Work required:
Return each line of the data below verbatim; pictures are to be left out.

--- Records supplied ---

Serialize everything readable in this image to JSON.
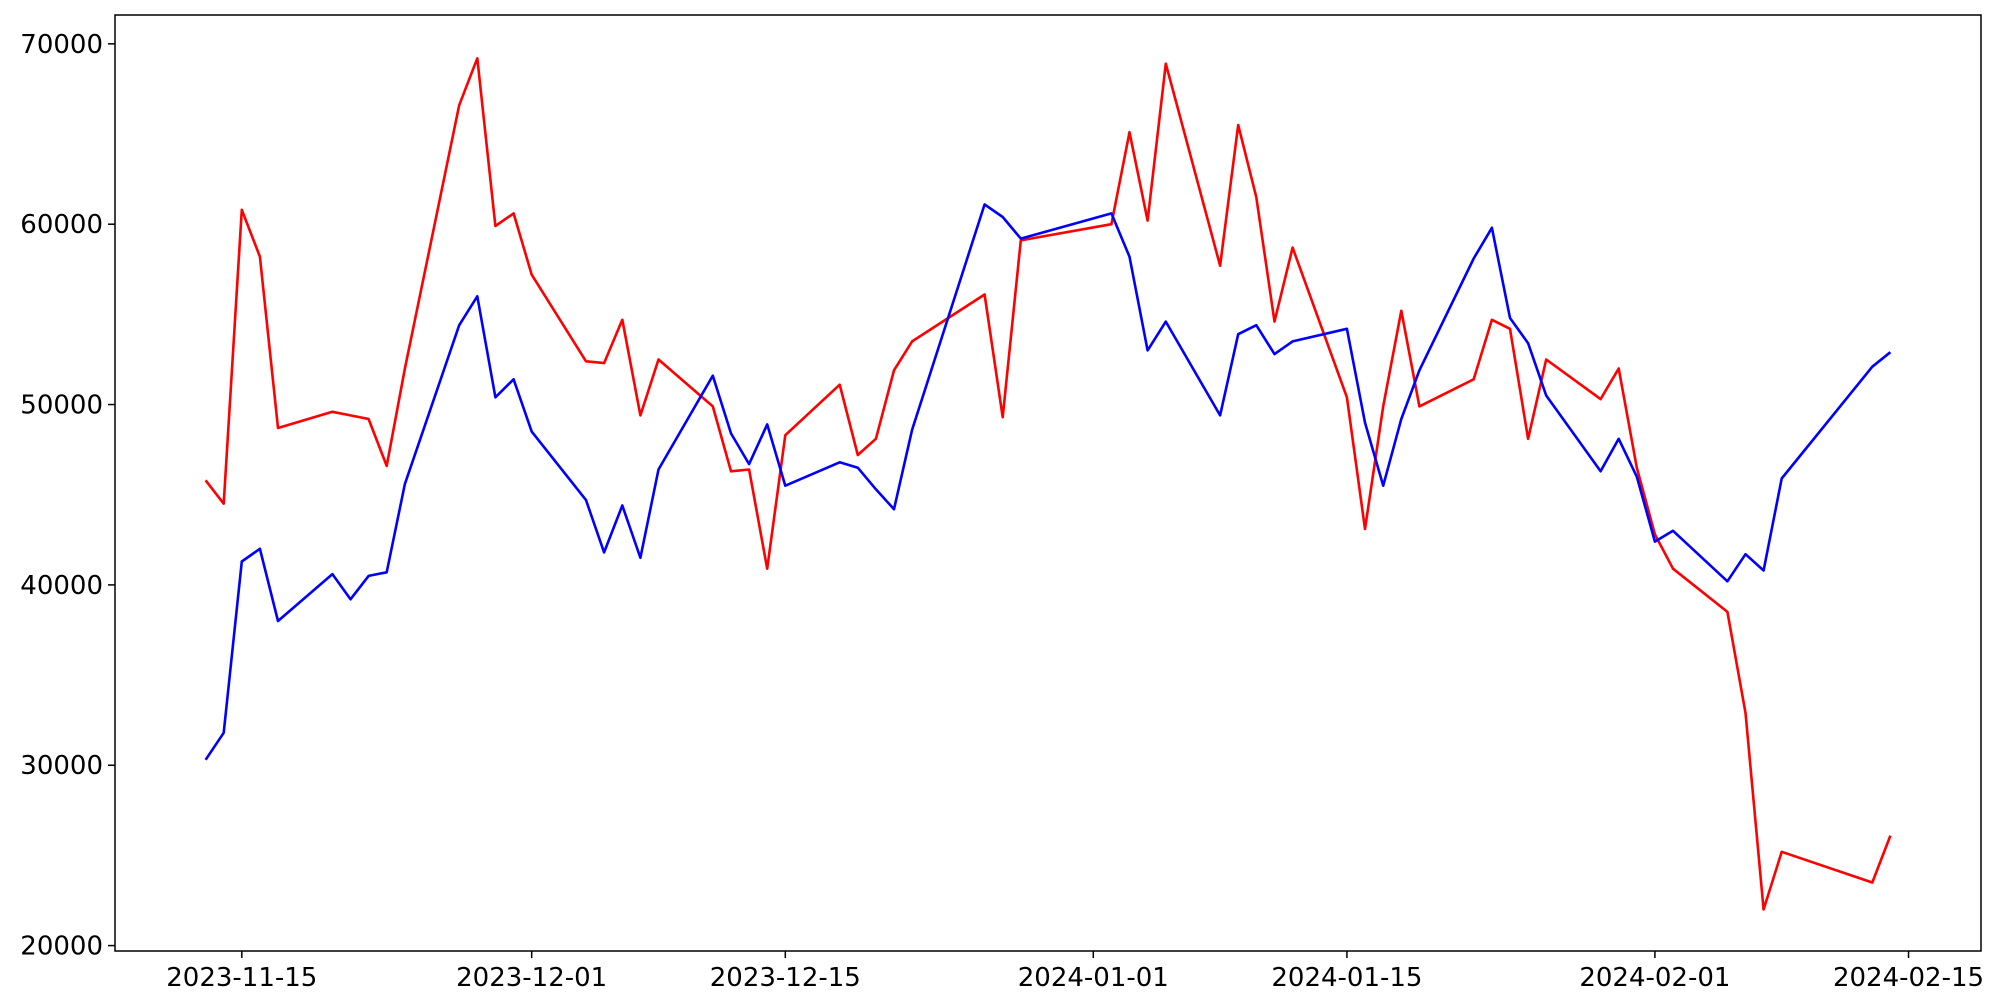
{
  "chart_data": {
    "type": "line",
    "x": [
      "2023-11-13",
      "2023-11-14",
      "2023-11-15",
      "2023-11-16",
      "2023-11-17",
      "2023-11-20",
      "2023-11-21",
      "2023-11-22",
      "2023-11-23",
      "2023-11-24",
      "2023-11-27",
      "2023-11-28",
      "2023-11-29",
      "2023-11-30",
      "2023-12-01",
      "2023-12-04",
      "2023-12-05",
      "2023-12-06",
      "2023-12-07",
      "2023-12-08",
      "2023-12-11",
      "2023-12-12",
      "2023-12-13",
      "2023-12-14",
      "2023-12-15",
      "2023-12-18",
      "2023-12-19",
      "2023-12-20",
      "2023-12-21",
      "2023-12-22",
      "2023-12-26",
      "2023-12-27",
      "2023-12-28",
      "2024-01-02",
      "2024-01-03",
      "2024-01-04",
      "2024-01-05",
      "2024-01-08",
      "2024-01-09",
      "2024-01-10",
      "2024-01-11",
      "2024-01-12",
      "2024-01-15",
      "2024-01-16",
      "2024-01-17",
      "2024-01-18",
      "2024-01-19",
      "2024-01-22",
      "2024-01-23",
      "2024-01-24",
      "2024-01-25",
      "2024-01-26",
      "2024-01-29",
      "2024-01-30",
      "2024-01-31",
      "2024-02-01",
      "2024-02-02",
      "2024-02-05",
      "2024-02-06",
      "2024-02-07",
      "2024-02-08",
      "2024-02-13",
      "2024-02-14"
    ],
    "series": [
      {
        "color": "#ff0000",
        "values": [
          45800,
          44500,
          60800,
          58200,
          48700,
          49600,
          49400,
          49200,
          46600,
          52000,
          66600,
          69200,
          59900,
          60600,
          57200,
          52400,
          52300,
          54700,
          49400,
          52500,
          49900,
          46300,
          46400,
          40900,
          48300,
          51100,
          47200,
          48100,
          51900,
          53500,
          56100,
          49300,
          59100,
          60000,
          65100,
          60200,
          68900,
          57700,
          65500,
          61500,
          54600,
          58700,
          50400,
          43100,
          49900,
          55200,
          49900,
          51400,
          54700,
          54200,
          48100,
          52500,
          50300,
          52000,
          46500,
          42800,
          40900,
          38500,
          32900,
          22000,
          25200,
          23500,
          26100
        ]
      },
      {
        "color": "#0000ff",
        "values": [
          30300,
          31800,
          41300,
          42000,
          38000,
          40600,
          39200,
          40500,
          40700,
          45600,
          54400,
          56000,
          50400,
          51400,
          48500,
          44700,
          41800,
          44400,
          41500,
          46400,
          51600,
          48400,
          46700,
          48900,
          45500,
          46800,
          46500,
          45300,
          44200,
          48600,
          61100,
          60400,
          59200,
          60600,
          58200,
          53000,
          54600,
          49400,
          53900,
          54400,
          52800,
          53500,
          54200,
          49000,
          45500,
          49200,
          51900,
          58100,
          59800,
          54800,
          53400,
          50500,
          46300,
          48100,
          46000,
          42400,
          43000,
          40200,
          41700,
          40800,
          45900,
          52100,
          52900
        ]
      }
    ],
    "xlim": [
      "2023-11-08",
      "2024-02-19"
    ],
    "xticks": [
      "2023-11-15",
      "2023-12-01",
      "2023-12-15",
      "2024-01-01",
      "2024-01-15",
      "2024-02-01",
      "2024-02-15"
    ],
    "ylim": [
      19700,
      71600
    ],
    "yticks": [
      20000,
      30000,
      40000,
      50000,
      60000,
      70000
    ]
  }
}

---

Answer to the problem:
Serialize everything readable in this image to JSON.
{
  "chart_data": {
    "type": "line",
    "x": [
      "2023-11-13",
      "2023-11-14",
      "2023-11-15",
      "2023-11-16",
      "2023-11-17",
      "2023-11-20",
      "2023-11-21",
      "2023-11-22",
      "2023-11-23",
      "2023-11-24",
      "2023-11-27",
      "2023-11-28",
      "2023-11-29",
      "2023-11-30",
      "2023-12-01",
      "2023-12-04",
      "2023-12-05",
      "2023-12-06",
      "2023-12-07",
      "2023-12-08",
      "2023-12-11",
      "2023-12-12",
      "2023-12-13",
      "2023-12-14",
      "2023-12-15",
      "2023-12-18",
      "2023-12-19",
      "2023-12-20",
      "2023-12-21",
      "2023-12-22",
      "2023-12-26",
      "2023-12-27",
      "2023-12-28",
      "2024-01-02",
      "2024-01-03",
      "2024-01-04",
      "2024-01-05",
      "2024-01-08",
      "2024-01-09",
      "2024-01-10",
      "2024-01-11",
      "2024-01-12",
      "2024-01-15",
      "2024-01-16",
      "2024-01-17",
      "2024-01-18",
      "2024-01-19",
      "2024-01-22",
      "2024-01-23",
      "2024-01-24",
      "2024-01-25",
      "2024-01-26",
      "2024-01-29",
      "2024-01-30",
      "2024-01-31",
      "2024-02-01",
      "2024-02-02",
      "2024-02-05",
      "2024-02-06",
      "2024-02-07",
      "2024-02-08",
      "2024-02-13",
      "2024-02-14"
    ],
    "series": [
      {
        "color": "#ff0000",
        "values": [
          45800,
          44500,
          60800,
          58200,
          48700,
          49600,
          49400,
          49200,
          46600,
          52000,
          66600,
          69200,
          59900,
          60600,
          57200,
          52400,
          52300,
          54700,
          49400,
          52500,
          49900,
          46300,
          46400,
          40900,
          48300,
          51100,
          47200,
          48100,
          51900,
          53500,
          56100,
          49300,
          59100,
          60000,
          65100,
          60200,
          68900,
          57700,
          65500,
          61500,
          54600,
          58700,
          50400,
          43100,
          49900,
          55200,
          49900,
          51400,
          54700,
          54200,
          48100,
          52500,
          50300,
          52000,
          46500,
          42800,
          40900,
          38500,
          32900,
          22000,
          25200,
          23500,
          26100
        ]
      },
      {
        "color": "#0000ff",
        "values": [
          30300,
          31800,
          41300,
          42000,
          38000,
          40600,
          39200,
          40500,
          40700,
          45600,
          54400,
          56000,
          50400,
          51400,
          48500,
          44700,
          41800,
          44400,
          41500,
          46400,
          51600,
          48400,
          46700,
          48900,
          45500,
          46800,
          46500,
          45300,
          44200,
          48600,
          61100,
          60400,
          59200,
          60600,
          58200,
          53000,
          54600,
          49400,
          53900,
          54400,
          52800,
          53500,
          54200,
          49000,
          45500,
          49200,
          51900,
          58100,
          59800,
          54800,
          53400,
          50500,
          46300,
          48100,
          46000,
          42400,
          43000,
          40200,
          41700,
          40800,
          45900,
          52100,
          52900
        ]
      }
    ],
    "xlim": [
      "2023-11-08",
      "2024-02-19"
    ],
    "xticks": [
      "2023-11-15",
      "2023-12-01",
      "2023-12-15",
      "2024-01-01",
      "2024-01-15",
      "2024-02-01",
      "2024-02-15"
    ],
    "ylim": [
      19700,
      71600
    ],
    "yticks": [
      20000,
      30000,
      40000,
      50000,
      60000,
      70000
    ]
  }
}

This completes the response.